EXERCISE :: Return the material exactly as supplied, apart from the pictures, which are omitted.

Stored data ::
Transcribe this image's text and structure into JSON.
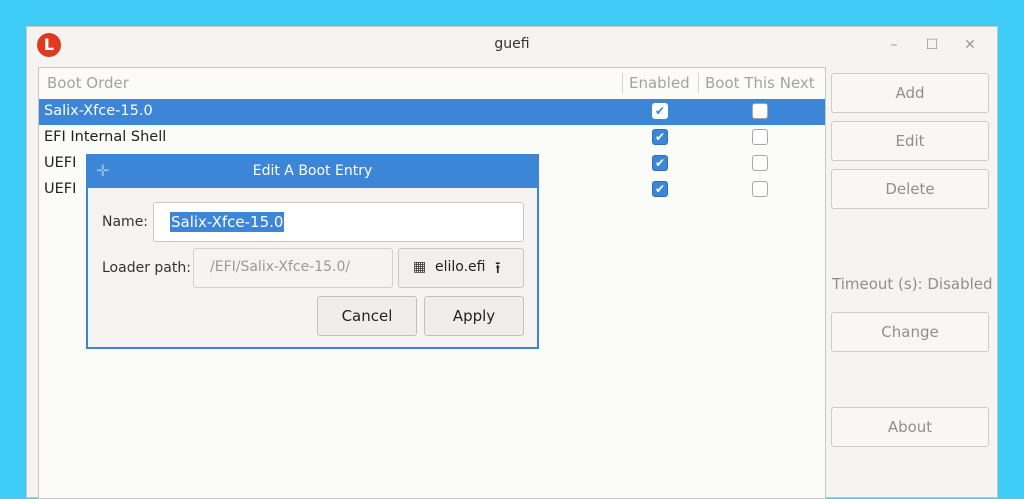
{
  "window": {
    "title": "guefi",
    "logo_letter": "L"
  },
  "title_controls": {
    "minimize": "–",
    "maximize": "☐",
    "close": "✕"
  },
  "list": {
    "headers": {
      "boot_order": "Boot Order",
      "enabled": "Enabled",
      "boot_next": "Boot This Next"
    },
    "rows": [
      {
        "label": "Salix-Xfce-15.0",
        "enabled": true,
        "boot_next": false,
        "selected": true
      },
      {
        "label": "EFI Internal Shell",
        "enabled": true,
        "boot_next": false
      },
      {
        "label": "UEFI",
        "enabled": true,
        "boot_next": false
      },
      {
        "label": "UEFI",
        "enabled": true,
        "boot_next": false
      }
    ]
  },
  "sidebar": {
    "add": "Add",
    "edit": "Edit",
    "delete": "Delete",
    "timeout": "Timeout (s): Disabled",
    "change": "Change",
    "about": "About"
  },
  "dialog": {
    "title": "Edit A Boot Entry",
    "name_label": "Name:",
    "name_value": "Salix-Xfce-15.0",
    "loader_label": "Loader path:",
    "loader_value": "/EFI/Salix-Xfce-15.0/",
    "file_button": "elilo.efi",
    "cancel": "Cancel",
    "apply": "Apply"
  },
  "icons": {
    "check": "✔",
    "pin": "✛",
    "file": "▦",
    "upload": "⭱"
  },
  "colors": {
    "accent": "#3d85d6",
    "desktop": "#3fcdf7",
    "logo": "#e03a1e"
  }
}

SOLUTION FOR THIS EXERCISE ::
Transcribe this image's text and structure into JSON.
{
  "window": {
    "title": "guefi",
    "logo_letter": "L"
  },
  "title_controls": {
    "minimize": "–",
    "maximize": "☐",
    "close": "✕"
  },
  "list": {
    "headers": {
      "boot_order": "Boot Order",
      "enabled": "Enabled",
      "boot_next": "Boot This Next"
    },
    "rows": [
      {
        "label": "Salix-Xfce-15.0",
        "enabled": true,
        "boot_next": false,
        "selected": true
      },
      {
        "label": "EFI Internal Shell",
        "enabled": true,
        "boot_next": false
      },
      {
        "label": "UEFI",
        "enabled": true,
        "boot_next": false
      },
      {
        "label": "UEFI",
        "enabled": true,
        "boot_next": false
      }
    ]
  },
  "sidebar": {
    "add": "Add",
    "edit": "Edit",
    "delete": "Delete",
    "timeout": "Timeout (s): Disabled",
    "change": "Change",
    "about": "About"
  },
  "dialog": {
    "title": "Edit A Boot Entry",
    "name_label": "Name:",
    "name_value": "Salix-Xfce-15.0",
    "loader_label": "Loader path:",
    "loader_value": "/EFI/Salix-Xfce-15.0/",
    "file_button": "elilo.efi",
    "cancel": "Cancel",
    "apply": "Apply"
  },
  "icons": {
    "check": "✔",
    "pin": "✛",
    "file": "▦",
    "upload": "⭱"
  },
  "colors": {
    "accent": "#3d85d6",
    "desktop": "#3fcdf7",
    "logo": "#e03a1e"
  }
}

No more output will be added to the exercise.